Set problem: Scan the records and identify every line in which the string "footer" occurs, then return those lines.

Records for this exercise:

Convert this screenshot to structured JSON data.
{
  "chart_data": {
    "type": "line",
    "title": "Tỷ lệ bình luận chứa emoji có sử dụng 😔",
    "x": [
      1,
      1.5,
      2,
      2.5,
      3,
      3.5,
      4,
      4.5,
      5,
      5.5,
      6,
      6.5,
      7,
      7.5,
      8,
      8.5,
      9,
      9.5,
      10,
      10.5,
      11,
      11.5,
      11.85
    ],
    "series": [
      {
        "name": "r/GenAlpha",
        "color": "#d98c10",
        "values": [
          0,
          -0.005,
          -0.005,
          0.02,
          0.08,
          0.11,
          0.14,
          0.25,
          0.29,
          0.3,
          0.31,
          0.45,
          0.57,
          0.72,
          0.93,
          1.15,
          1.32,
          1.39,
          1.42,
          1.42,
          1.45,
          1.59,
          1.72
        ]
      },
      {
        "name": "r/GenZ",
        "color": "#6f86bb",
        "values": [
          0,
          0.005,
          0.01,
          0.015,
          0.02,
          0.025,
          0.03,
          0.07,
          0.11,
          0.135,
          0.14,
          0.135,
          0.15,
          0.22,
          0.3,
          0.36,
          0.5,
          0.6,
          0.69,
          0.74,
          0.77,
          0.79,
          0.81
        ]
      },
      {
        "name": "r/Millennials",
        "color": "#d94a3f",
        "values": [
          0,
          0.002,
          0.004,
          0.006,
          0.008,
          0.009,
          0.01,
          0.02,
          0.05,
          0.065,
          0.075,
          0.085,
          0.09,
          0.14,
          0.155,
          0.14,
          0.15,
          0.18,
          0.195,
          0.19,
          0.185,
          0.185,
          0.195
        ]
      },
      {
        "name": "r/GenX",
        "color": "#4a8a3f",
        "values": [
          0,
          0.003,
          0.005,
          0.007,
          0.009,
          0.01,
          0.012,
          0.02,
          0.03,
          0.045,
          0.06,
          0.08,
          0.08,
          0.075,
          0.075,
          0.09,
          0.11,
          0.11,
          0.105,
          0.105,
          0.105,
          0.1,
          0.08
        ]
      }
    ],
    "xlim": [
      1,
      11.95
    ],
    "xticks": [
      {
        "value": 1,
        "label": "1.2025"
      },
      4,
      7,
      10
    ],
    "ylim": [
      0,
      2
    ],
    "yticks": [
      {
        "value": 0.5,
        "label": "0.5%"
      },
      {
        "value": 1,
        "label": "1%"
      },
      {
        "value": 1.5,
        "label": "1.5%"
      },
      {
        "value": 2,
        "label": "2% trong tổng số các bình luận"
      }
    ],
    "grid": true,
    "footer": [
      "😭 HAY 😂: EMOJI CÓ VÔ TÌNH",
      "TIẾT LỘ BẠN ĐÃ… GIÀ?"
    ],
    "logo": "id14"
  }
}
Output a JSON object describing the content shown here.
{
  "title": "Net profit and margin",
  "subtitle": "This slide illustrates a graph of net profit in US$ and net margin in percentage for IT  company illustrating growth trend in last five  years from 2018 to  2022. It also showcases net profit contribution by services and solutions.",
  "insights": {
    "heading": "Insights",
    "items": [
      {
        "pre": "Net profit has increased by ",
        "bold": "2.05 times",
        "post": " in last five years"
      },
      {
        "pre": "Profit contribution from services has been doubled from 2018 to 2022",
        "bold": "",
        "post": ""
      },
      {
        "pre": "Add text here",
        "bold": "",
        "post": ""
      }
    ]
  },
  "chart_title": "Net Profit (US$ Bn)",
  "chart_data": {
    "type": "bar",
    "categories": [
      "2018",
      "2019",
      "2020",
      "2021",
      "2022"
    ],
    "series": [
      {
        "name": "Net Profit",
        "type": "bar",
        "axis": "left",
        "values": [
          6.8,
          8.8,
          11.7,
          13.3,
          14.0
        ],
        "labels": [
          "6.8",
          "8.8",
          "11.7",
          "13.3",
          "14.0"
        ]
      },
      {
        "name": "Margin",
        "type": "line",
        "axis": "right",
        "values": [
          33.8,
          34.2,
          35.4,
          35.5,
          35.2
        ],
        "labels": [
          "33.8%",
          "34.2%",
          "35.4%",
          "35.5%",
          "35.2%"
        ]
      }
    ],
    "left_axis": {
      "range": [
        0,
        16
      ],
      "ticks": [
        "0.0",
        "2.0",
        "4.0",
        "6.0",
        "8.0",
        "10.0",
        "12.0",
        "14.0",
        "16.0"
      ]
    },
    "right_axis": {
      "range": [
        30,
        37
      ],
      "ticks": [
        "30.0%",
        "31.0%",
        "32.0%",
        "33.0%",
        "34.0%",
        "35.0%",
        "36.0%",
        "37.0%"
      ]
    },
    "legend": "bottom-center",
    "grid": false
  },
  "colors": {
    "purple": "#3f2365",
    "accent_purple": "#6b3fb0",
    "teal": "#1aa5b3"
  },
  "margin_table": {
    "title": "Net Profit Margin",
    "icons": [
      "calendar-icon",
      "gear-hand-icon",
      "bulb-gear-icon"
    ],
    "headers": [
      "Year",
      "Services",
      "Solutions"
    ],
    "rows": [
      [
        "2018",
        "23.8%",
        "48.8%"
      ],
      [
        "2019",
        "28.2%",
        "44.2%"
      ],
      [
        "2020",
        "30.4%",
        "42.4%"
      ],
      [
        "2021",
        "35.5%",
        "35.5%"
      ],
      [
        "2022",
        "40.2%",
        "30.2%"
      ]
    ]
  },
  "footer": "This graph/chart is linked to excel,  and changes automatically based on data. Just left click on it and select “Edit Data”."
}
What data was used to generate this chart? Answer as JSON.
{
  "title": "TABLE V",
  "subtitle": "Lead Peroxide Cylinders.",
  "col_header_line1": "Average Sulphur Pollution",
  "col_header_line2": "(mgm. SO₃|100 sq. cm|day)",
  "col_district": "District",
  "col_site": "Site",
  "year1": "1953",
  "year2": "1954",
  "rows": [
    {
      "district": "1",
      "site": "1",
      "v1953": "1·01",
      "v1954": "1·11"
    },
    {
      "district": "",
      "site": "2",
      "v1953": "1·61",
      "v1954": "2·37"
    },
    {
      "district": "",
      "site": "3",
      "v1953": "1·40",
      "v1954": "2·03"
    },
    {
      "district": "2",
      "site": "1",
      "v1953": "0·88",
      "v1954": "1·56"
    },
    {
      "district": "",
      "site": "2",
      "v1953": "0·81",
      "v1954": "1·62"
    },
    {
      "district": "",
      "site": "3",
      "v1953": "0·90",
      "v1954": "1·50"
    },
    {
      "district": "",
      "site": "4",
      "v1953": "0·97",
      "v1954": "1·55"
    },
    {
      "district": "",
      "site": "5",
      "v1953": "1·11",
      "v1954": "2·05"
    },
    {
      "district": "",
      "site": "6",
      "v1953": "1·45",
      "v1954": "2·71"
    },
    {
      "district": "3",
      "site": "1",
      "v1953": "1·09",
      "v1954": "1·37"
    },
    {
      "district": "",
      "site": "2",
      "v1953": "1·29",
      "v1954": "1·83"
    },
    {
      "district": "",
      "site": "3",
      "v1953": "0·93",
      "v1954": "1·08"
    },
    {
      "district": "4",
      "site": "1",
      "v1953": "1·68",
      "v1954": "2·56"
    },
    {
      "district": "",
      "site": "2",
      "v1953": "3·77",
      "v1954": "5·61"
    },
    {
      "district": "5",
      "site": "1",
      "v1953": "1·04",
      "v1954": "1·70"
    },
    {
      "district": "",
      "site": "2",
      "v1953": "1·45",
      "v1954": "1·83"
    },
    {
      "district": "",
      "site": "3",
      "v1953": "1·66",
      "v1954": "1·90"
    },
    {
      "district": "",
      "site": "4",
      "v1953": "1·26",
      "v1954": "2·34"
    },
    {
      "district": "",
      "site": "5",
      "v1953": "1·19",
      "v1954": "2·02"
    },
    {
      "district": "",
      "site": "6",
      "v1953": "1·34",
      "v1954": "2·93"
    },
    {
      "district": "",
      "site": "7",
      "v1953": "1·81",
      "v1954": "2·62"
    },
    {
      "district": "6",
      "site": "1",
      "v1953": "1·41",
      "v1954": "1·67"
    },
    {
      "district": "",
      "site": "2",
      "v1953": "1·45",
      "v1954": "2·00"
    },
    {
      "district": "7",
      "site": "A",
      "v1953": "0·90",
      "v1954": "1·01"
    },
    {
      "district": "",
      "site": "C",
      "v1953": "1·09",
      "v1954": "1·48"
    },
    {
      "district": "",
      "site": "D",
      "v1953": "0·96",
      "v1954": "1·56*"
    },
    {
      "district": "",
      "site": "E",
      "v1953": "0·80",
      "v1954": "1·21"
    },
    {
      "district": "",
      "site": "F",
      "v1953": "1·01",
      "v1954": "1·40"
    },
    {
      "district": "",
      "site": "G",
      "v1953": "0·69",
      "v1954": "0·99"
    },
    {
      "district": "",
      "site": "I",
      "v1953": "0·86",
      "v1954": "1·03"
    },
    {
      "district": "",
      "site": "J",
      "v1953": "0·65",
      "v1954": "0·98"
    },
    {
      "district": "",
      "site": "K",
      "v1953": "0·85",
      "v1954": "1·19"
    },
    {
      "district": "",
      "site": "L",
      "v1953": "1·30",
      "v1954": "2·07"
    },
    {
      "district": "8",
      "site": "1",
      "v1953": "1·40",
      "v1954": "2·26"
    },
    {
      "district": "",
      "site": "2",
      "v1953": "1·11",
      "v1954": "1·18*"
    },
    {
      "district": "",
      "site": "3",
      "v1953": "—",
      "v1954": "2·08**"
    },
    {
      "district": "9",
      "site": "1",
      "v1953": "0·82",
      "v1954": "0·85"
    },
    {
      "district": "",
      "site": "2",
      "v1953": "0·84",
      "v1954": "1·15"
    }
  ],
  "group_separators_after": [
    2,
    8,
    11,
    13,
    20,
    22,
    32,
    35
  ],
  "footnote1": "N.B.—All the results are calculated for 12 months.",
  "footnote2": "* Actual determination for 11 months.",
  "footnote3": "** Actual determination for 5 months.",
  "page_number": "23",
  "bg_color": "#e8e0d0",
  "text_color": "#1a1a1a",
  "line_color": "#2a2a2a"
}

Complete output:
    "footer": [
  "footer": "This graph/chart is linked to excel,  and changes automatically based on data. Just left click on it and select “Edit Data”."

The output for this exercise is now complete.